#### OBJECTIVE:
Tally each line where the word "review" occurs, then give only the total.

--- BEGIN DATA LINES ---

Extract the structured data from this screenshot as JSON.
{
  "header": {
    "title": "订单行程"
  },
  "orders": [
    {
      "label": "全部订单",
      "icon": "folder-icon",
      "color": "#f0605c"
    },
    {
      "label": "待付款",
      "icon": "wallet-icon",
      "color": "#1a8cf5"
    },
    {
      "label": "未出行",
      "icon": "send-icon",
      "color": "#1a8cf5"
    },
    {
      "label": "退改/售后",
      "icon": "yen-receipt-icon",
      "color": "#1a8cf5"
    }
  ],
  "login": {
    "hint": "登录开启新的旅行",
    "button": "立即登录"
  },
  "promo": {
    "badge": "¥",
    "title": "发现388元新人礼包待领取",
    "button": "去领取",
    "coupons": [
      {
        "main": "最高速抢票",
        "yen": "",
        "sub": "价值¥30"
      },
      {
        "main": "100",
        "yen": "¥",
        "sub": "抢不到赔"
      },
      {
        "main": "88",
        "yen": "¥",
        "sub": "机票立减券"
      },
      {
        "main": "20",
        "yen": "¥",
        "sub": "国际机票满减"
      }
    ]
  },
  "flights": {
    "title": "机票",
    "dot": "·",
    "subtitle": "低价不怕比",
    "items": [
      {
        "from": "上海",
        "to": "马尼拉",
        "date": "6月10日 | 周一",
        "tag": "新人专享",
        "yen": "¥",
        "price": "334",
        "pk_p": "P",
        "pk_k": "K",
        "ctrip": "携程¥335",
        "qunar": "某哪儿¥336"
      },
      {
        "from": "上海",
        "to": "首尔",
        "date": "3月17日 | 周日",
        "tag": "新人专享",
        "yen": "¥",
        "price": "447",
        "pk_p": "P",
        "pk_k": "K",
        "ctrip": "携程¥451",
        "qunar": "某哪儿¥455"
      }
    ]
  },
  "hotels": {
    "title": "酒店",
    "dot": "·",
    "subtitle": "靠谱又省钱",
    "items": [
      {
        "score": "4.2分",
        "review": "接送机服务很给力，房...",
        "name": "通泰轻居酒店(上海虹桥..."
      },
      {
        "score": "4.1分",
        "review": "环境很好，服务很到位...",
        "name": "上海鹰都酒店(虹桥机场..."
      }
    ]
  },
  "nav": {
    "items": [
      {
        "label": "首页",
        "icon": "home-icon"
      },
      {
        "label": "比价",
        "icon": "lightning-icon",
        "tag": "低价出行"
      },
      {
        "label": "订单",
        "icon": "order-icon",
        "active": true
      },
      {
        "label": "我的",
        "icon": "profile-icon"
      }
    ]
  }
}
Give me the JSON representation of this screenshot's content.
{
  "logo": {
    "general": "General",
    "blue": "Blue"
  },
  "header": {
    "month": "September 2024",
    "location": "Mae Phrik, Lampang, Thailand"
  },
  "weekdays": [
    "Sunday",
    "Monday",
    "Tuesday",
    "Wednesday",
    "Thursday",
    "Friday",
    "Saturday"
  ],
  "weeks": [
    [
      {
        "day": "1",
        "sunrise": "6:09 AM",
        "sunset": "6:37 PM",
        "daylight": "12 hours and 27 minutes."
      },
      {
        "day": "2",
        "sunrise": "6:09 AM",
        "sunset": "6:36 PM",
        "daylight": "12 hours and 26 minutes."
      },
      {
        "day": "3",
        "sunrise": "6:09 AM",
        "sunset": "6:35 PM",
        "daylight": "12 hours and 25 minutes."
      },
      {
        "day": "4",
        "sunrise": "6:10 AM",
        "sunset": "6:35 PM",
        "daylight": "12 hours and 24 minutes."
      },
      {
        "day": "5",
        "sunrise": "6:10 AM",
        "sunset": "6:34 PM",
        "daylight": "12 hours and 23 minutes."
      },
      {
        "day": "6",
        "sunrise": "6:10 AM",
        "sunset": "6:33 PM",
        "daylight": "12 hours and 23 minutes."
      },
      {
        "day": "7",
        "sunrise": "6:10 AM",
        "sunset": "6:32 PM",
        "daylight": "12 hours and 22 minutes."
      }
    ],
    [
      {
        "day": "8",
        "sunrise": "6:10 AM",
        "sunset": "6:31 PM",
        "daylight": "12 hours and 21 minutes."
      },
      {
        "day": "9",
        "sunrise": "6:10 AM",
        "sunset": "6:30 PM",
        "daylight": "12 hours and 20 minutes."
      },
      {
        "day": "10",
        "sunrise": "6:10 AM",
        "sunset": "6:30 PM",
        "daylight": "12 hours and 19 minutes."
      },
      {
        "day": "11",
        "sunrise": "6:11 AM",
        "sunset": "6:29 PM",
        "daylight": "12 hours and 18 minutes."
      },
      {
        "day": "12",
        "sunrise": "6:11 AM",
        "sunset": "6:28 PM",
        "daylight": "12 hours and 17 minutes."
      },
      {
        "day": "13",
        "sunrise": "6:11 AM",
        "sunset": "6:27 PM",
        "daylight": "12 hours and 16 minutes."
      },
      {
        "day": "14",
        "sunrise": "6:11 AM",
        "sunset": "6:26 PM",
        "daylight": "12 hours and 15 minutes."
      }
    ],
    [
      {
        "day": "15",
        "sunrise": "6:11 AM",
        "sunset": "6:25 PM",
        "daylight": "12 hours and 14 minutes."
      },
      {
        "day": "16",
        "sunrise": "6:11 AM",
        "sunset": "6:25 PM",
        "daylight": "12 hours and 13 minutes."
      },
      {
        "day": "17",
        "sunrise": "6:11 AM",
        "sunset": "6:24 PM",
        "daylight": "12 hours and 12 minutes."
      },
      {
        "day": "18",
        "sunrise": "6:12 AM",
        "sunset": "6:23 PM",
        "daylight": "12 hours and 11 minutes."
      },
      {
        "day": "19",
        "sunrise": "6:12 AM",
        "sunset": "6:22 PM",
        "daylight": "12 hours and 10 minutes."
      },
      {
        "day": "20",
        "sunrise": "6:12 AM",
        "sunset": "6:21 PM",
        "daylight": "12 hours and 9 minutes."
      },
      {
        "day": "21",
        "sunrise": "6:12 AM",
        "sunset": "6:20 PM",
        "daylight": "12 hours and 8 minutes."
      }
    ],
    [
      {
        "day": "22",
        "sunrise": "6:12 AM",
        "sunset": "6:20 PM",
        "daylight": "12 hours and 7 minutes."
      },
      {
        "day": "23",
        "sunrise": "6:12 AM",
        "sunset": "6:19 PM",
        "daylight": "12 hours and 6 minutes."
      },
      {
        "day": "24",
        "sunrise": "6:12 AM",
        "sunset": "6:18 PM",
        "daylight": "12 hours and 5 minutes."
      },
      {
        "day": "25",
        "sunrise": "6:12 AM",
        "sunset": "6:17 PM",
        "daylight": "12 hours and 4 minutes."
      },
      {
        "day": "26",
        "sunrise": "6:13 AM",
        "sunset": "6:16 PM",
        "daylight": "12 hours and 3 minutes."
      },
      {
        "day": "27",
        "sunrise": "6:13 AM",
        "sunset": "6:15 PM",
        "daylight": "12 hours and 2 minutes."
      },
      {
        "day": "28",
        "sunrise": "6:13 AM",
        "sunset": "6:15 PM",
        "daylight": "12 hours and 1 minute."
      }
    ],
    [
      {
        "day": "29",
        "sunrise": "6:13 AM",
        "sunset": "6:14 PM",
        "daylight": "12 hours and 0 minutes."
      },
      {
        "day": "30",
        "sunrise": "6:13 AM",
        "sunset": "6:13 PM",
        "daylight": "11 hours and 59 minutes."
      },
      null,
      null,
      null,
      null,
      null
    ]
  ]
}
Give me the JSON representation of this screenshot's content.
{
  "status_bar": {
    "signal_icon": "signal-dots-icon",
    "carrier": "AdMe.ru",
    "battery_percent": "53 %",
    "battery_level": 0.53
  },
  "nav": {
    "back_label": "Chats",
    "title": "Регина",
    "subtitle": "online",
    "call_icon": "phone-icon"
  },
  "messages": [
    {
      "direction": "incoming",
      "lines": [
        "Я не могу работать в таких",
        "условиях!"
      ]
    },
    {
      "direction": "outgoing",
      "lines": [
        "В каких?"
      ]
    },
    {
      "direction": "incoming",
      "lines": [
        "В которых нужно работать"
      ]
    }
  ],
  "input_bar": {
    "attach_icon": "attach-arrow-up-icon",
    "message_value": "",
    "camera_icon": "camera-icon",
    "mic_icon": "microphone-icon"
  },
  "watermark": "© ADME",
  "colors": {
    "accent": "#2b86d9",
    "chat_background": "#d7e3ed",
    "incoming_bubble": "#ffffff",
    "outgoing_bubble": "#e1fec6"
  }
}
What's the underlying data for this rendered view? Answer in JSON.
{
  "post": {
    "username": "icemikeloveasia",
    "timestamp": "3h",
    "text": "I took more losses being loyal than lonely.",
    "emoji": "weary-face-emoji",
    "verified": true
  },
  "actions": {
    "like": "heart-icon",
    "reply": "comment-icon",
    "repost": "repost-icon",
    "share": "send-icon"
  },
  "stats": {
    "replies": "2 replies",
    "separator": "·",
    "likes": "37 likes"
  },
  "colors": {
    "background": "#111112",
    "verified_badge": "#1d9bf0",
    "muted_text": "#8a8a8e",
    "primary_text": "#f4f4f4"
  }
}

--- END DATA LINES ---

#### FULL SOLUTION:
2